Records for the task.
--------------------------------------------------

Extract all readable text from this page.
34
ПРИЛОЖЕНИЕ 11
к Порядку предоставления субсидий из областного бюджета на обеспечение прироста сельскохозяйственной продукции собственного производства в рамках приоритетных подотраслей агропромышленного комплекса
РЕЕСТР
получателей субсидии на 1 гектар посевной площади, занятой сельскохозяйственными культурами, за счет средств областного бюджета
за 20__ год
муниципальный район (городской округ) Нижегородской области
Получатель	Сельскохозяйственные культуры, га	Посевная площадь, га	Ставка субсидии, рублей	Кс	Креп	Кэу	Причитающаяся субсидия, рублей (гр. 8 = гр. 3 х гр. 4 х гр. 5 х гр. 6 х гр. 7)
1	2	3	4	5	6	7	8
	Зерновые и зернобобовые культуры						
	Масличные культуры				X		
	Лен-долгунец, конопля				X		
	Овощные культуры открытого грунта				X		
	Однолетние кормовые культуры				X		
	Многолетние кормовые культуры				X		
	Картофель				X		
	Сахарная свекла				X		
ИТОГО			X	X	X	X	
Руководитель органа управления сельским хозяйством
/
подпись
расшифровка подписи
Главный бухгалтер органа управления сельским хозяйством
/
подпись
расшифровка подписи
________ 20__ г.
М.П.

--------------------------------------------------

Please output the entire listing exactly as it stands.

Extract all readable text from this page.
34
ПРИЛОЖЕНИЕ 11
к Порядку предоставления субсидий из областного бюджета на обеспечение прироста сельскохозяйственной продукции собственного производства в рамках приоритетных подотраслей агропромышленного комплекса
РЕЕСТР
получателей субсидии на 1 гектар посевной площади, занятой сельскохозяйственными культурами, за счет средств областного бюджета
за 20__ год
муниципальный район (городской округ) Нижегородской области
Получатель	Сельскохозяйственные культуры, га	Посевная площадь, га	Ставка субсидии, рублей	Кс	Креп	Кэу	Причитающаяся субсидия, рублей (гр. 8 = гр. 3 х гр. 4 х гр. 5 х гр. 6 х гр. 7)
1	2	3	4	5	6	7	8
	Зерновые и зернобобовые культуры						
	Масличные культуры				X		
	Лен-долгунец, конопля				X		
	Овощные культуры открытого грунта				X		
	Однолетние кормовые культуры				X		
	Многолетние кормовые культуры				X		
	Картофель				X		
	Сахарная свекла				X		
ИТОГО			X	X	X	X	
Руководитель органа управления сельским хозяйством
/
подпись
расшифровка подписи
Главный бухгалтер органа управления сельским хозяйством
/
подпись
расшифровка подписи
________ 20__ г.
М.П.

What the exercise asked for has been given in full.